YOUR INSTRUCTIONS
Single out the lines of the material that contain "joka" and copy them.

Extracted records
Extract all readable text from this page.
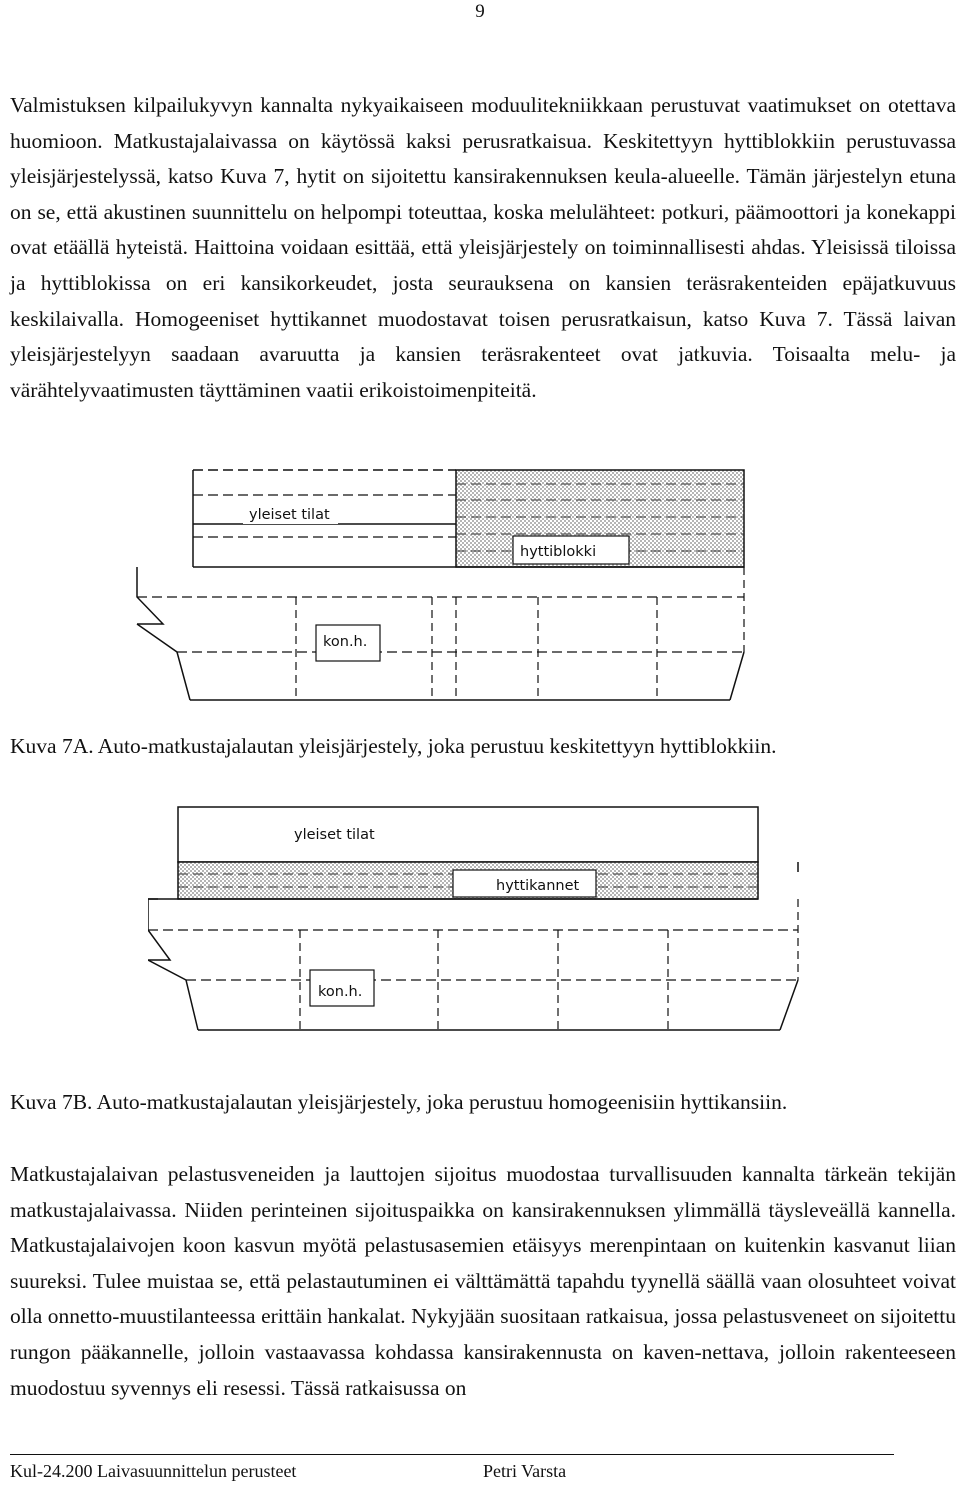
9

Valmistuksen kilpailukyvyn kannalta nykyaikaiseen moduulitekniikkaan perustuvat vaatimukset on otettava huomioon. Matkustajalaivassa on käytössä kaksi perusratkaisua. Keskitettyyn hyttiblokkiin perustuvassa yleisjärjestelyssä, katso Kuva 7, hytit on sijoitettu kansirakennuksen keula-alueelle. Tämän järjestelyn etuna on se, että akustinen suunnittelu on helpompi toteuttaa, koska melulähteet: potkuri, päämoottori ja konekappi ovat etäällä hyteistä. Haittoina voidaan esittää, että yleisjärjestely on toiminnallisesti ahdas. Yleisissä tiloissa ja hyttiblokissa on eri kansikorkeudet, josta seurauksena on kansien teräsrakenteiden epäjatkuvuus keskilaivalla. Homogeeniset hyttikannet muodostavat toisen perusratkaisun, katso Kuva 7. Tässä laivan yleisjärjestelyyn saadaan avaruutta ja kansien teräsrakenteet ovat jatkuvia. Toisaalta melu- ja värähtelyvaatimusten täyttäminen vaatii erikoistoimenpiteitä.

yleiset tilat
hyttiblokki
kon.h.

Kuva 7A. Auto-matkustajalautan yleisjärjestely, joka perustuu keskitettyyn hyttiblokkiin.

yleiset tilat
hyttikannet
kon.h.

Kuva 7B. Auto-matkustajalautan yleisjärjestely, joka perustuu homogeenisiin hyttikansiin.

Matkustajalaivan pelastusveneiden ja lauttojen sijoitus muodostaa turvallisuuden kannalta tärkeän tekijän matkustajalaivassa. Niiden perinteinen sijoituspaikka on kansirakennuksen ylimmällä täysleveällä kannella. Matkustajalaivojen koon kasvun myötä pelastusasemien etäisyys merenpintaan on kuitenkin kasvanut liian suureksi. Tulee muistaa se, että pelastautuminen ei välttämättä tapahdu tyynellä säällä vaan olosuhteet voivat olla onnetto-muustilanteessa erittäin hankalat. Nykyjään suositaan ratkaisua, jossa pelastusveneet on sijoitettu rungon pääkannelle, jolloin vastaavassa kohdassa kansirakennusta on kaven-nettava, jolloin rakenteeseen muodostuu syvennys eli resessi. Tässä ratkaisussa on

Kul-24.200 Laivasuunnittelun perusteet	Petri Varsta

RESULT
Kuva 7A. Auto-matkustajalautan yleisjärjestely, joka perustuu keskitettyyn hyttiblokkiin.
Kuva 7B. Auto-matkustajalautan yleisjärjestely, joka perustuu homogeenisiin hyttikansiin.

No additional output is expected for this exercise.